• Excerpts from a figure dataset
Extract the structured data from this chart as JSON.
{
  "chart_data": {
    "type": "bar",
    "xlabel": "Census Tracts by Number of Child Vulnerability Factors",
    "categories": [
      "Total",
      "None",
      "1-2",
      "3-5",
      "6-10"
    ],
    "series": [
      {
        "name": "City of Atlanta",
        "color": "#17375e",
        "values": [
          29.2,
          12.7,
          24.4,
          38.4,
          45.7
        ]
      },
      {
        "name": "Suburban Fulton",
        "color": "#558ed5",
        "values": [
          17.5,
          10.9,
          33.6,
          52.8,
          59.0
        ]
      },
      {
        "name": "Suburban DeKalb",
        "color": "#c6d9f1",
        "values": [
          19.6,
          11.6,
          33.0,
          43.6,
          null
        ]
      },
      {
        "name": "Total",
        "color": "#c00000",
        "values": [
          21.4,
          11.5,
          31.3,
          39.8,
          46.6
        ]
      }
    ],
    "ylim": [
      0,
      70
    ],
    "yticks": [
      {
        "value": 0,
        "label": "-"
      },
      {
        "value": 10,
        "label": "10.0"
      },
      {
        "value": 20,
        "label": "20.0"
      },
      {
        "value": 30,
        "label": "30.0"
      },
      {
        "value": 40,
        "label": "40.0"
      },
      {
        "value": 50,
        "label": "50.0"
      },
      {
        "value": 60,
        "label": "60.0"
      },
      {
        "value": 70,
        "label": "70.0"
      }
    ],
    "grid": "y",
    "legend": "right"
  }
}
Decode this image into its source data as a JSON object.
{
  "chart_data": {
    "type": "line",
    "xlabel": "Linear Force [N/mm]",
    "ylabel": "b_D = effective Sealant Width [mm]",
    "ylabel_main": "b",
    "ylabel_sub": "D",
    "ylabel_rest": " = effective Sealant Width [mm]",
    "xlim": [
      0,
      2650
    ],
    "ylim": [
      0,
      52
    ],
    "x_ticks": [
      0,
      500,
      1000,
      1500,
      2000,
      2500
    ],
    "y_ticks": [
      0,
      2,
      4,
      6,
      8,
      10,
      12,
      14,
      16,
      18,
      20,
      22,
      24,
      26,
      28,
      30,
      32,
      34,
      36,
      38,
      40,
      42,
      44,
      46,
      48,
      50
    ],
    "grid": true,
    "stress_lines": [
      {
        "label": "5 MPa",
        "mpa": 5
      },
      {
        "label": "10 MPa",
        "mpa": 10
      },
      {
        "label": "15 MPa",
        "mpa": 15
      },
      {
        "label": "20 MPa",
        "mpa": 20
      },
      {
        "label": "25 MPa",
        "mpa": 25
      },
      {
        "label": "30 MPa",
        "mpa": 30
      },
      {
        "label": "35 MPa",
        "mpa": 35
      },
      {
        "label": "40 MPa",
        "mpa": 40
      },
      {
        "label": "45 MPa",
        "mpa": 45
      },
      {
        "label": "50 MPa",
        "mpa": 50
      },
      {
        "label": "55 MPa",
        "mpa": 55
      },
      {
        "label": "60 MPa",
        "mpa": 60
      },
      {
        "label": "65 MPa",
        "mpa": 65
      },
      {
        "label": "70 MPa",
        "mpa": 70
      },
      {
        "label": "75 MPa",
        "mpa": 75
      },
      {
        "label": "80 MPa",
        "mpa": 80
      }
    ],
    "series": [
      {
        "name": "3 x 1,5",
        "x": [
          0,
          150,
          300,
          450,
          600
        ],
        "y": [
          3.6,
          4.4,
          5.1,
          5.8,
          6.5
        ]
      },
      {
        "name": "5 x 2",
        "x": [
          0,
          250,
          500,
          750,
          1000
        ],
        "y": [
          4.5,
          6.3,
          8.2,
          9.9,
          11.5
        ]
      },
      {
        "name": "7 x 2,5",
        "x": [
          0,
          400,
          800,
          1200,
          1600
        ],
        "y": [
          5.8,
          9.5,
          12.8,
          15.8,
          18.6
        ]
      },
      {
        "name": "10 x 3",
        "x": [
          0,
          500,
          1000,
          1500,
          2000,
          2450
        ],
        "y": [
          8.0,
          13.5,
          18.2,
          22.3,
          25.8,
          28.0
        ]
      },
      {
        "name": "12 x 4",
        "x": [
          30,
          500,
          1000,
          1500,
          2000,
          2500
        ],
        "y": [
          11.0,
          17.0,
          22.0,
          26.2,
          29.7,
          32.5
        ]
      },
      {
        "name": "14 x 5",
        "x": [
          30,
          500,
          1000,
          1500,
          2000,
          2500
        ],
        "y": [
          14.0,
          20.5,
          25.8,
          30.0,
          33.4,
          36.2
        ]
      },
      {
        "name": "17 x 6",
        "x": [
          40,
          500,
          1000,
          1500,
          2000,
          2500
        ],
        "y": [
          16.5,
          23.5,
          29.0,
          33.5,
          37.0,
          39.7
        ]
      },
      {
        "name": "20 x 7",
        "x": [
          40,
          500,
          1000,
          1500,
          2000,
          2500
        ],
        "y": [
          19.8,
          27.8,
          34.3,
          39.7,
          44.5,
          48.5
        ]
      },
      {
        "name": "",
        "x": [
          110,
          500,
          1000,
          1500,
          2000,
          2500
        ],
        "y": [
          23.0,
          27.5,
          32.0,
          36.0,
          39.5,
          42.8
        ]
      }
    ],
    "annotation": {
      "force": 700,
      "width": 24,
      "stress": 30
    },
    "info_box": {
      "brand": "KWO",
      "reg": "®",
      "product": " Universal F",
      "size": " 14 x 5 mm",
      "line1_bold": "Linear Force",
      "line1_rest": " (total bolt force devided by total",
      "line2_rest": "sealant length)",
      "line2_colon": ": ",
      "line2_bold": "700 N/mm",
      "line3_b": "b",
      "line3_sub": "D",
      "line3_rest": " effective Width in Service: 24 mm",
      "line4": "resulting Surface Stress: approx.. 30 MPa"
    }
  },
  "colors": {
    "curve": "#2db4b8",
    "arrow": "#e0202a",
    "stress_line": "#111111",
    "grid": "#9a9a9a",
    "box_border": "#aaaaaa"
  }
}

• Exercise instructions
Print every record above exactly as written.

• Exercise response
Extract the structured data from this chart as JSON.
{
  "chart_data": {
    "type": "bar",
    "xlabel": "Census Tracts by Number of Child Vulnerability Factors",
    "categories": [
      "Total",
      "None",
      "1-2",
      "3-5",
      "6-10"
    ],
    "series": [
      {
        "name": "City of Atlanta",
        "color": "#17375e",
        "values": [
          29.2,
          12.7,
          24.4,
          38.4,
          45.7
        ]
      },
      {
        "name": "Suburban Fulton",
        "color": "#558ed5",
        "values": [
          17.5,
          10.9,
          33.6,
          52.8,
          59.0
        ]
      },
      {
        "name": "Suburban DeKalb",
        "color": "#c6d9f1",
        "values": [
          19.6,
          11.6,
          33.0,
          43.6,
          null
        ]
      },
      {
        "name": "Total",
        "color": "#c00000",
        "values": [
          21.4,
          11.5,
          31.3,
          39.8,
          46.6
        ]
      }
    ],
    "ylim": [
      0,
      70
    ],
    "yticks": [
      {
        "value": 0,
        "label": "-"
      },
      {
        "value": 10,
        "label": "10.0"
      },
      {
        "value": 20,
        "label": "20.0"
      },
      {
        "value": 30,
        "label": "30.0"
      },
      {
        "value": 40,
        "label": "40.0"
      },
      {
        "value": 50,
        "label": "50.0"
      },
      {
        "value": 60,
        "label": "60.0"
      },
      {
        "value": 70,
        "label": "70.0"
      }
    ],
    "grid": "y",
    "legend": "right"
  }
}
Decode this image into its source data as a JSON object.
{
  "chart_data": {
    "type": "line",
    "xlabel": "Linear Force [N/mm]",
    "ylabel": "b_D = effective Sealant Width [mm]",
    "ylabel_main": "b",
    "ylabel_sub": "D",
    "ylabel_rest": " = effective Sealant Width [mm]",
    "xlim": [
      0,
      2650
    ],
    "ylim": [
      0,
      52
    ],
    "x_ticks": [
      0,
      500,
      1000,
      1500,
      2000,
      2500
    ],
    "y_ticks": [
      0,
      2,
      4,
      6,
      8,
      10,
      12,
      14,
      16,
      18,
      20,
      22,
      24,
      26,
      28,
      30,
      32,
      34,
      36,
      38,
      40,
      42,
      44,
      46,
      48,
      50
    ],
    "grid": true,
    "stress_lines": [
      {
        "label": "5 MPa",
        "mpa": 5
      },
      {
        "label": "10 MPa",
        "mpa": 10
      },
      {
        "label": "15 MPa",
        "mpa": 15
      },
      {
        "label": "20 MPa",
        "mpa": 20
      },
      {
        "label": "25 MPa",
        "mpa": 25
      },
      {
        "label": "30 MPa",
        "mpa": 30
      },
      {
        "label": "35 MPa",
        "mpa": 35
      },
      {
        "label": "40 MPa",
        "mpa": 40
      },
      {
        "label": "45 MPa",
        "mpa": 45
      },
      {
        "label": "50 MPa",
        "mpa": 50
      },
      {
        "label": "55 MPa",
        "mpa": 55
      },
      {
        "label": "60 MPa",
        "mpa": 60
      },
      {
        "label": "65 MPa",
        "mpa": 65
      },
      {
        "label": "70 MPa",
        "mpa": 70
      },
      {
        "label": "75 MPa",
        "mpa": 75
      },
      {
        "label": "80 MPa",
        "mpa": 80
      }
    ],
    "series": [
      {
        "name": "3 x 1,5",
        "x": [
          0,
          150,
          300,
          450,
          600
        ],
        "y": [
          3.6,
          4.4,
          5.1,
          5.8,
          6.5
        ]
      },
      {
        "name": "5 x 2",
        "x": [
          0,
          250,
          500,
          750,
          1000
        ],
        "y": [
          4.5,
          6.3,
          8.2,
          9.9,
          11.5
        ]
      },
      {
        "name": "7 x 2,5",
        "x": [
          0,
          400,
          800,
          1200,
          1600
        ],
        "y": [
          5.8,
          9.5,
          12.8,
          15.8,
          18.6
        ]
      },
      {
        "name": "10 x 3",
        "x": [
          0,
          500,
          1000,
          1500,
          2000,
          2450
        ],
        "y": [
          8.0,
          13.5,
          18.2,
          22.3,
          25.8,
          28.0
        ]
      },
      {
        "name": "12 x 4",
        "x": [
          30,
          500,
          1000,
          1500,
          2000,
          2500
        ],
        "y": [
          11.0,
          17.0,
          22.0,
          26.2,
          29.7,
          32.5
        ]
      },
      {
        "name": "14 x 5",
        "x": [
          30,
          500,
          1000,
          1500,
          2000,
          2500
        ],
        "y": [
          14.0,
          20.5,
          25.8,
          30.0,
          33.4,
          36.2
        ]
      },
      {
        "name": "17 x 6",
        "x": [
          40,
          500,
          1000,
          1500,
          2000,
          2500
        ],
        "y": [
          16.5,
          23.5,
          29.0,
          33.5,
          37.0,
          39.7
        ]
      },
      {
        "name": "20 x 7",
        "x": [
          40,
          500,
          1000,
          1500,
          2000,
          2500
        ],
        "y": [
          19.8,
          27.8,
          34.3,
          39.7,
          44.5,
          48.5
        ]
      },
      {
        "name": "",
        "x": [
          110,
          500,
          1000,
          1500,
          2000,
          2500
        ],
        "y": [
          23.0,
          27.5,
          32.0,
          36.0,
          39.5,
          42.8
        ]
      }
    ],
    "annotation": {
      "force": 700,
      "width": 24,
      "stress": 30
    },
    "info_box": {
      "brand": "KWO",
      "reg": "®",
      "product": " Universal F",
      "size": " 14 x 5 mm",
      "line1_bold": "Linear Force",
      "line1_rest": " (total bolt force devided by total",
      "line2_rest": "sealant length)",
      "line2_colon": ": ",
      "line2_bold": "700 N/mm",
      "line3_b": "b",
      "line3_sub": "D",
      "line3_rest": " effective Width in Service: 24 mm",
      "line4": "resulting Surface Stress: approx.. 30 MPa"
    }
  },
  "colors": {
    "curve": "#2db4b8",
    "arrow": "#e0202a",
    "stress_line": "#111111",
    "grid": "#9a9a9a",
    "box_border": "#aaaaaa"
  }
}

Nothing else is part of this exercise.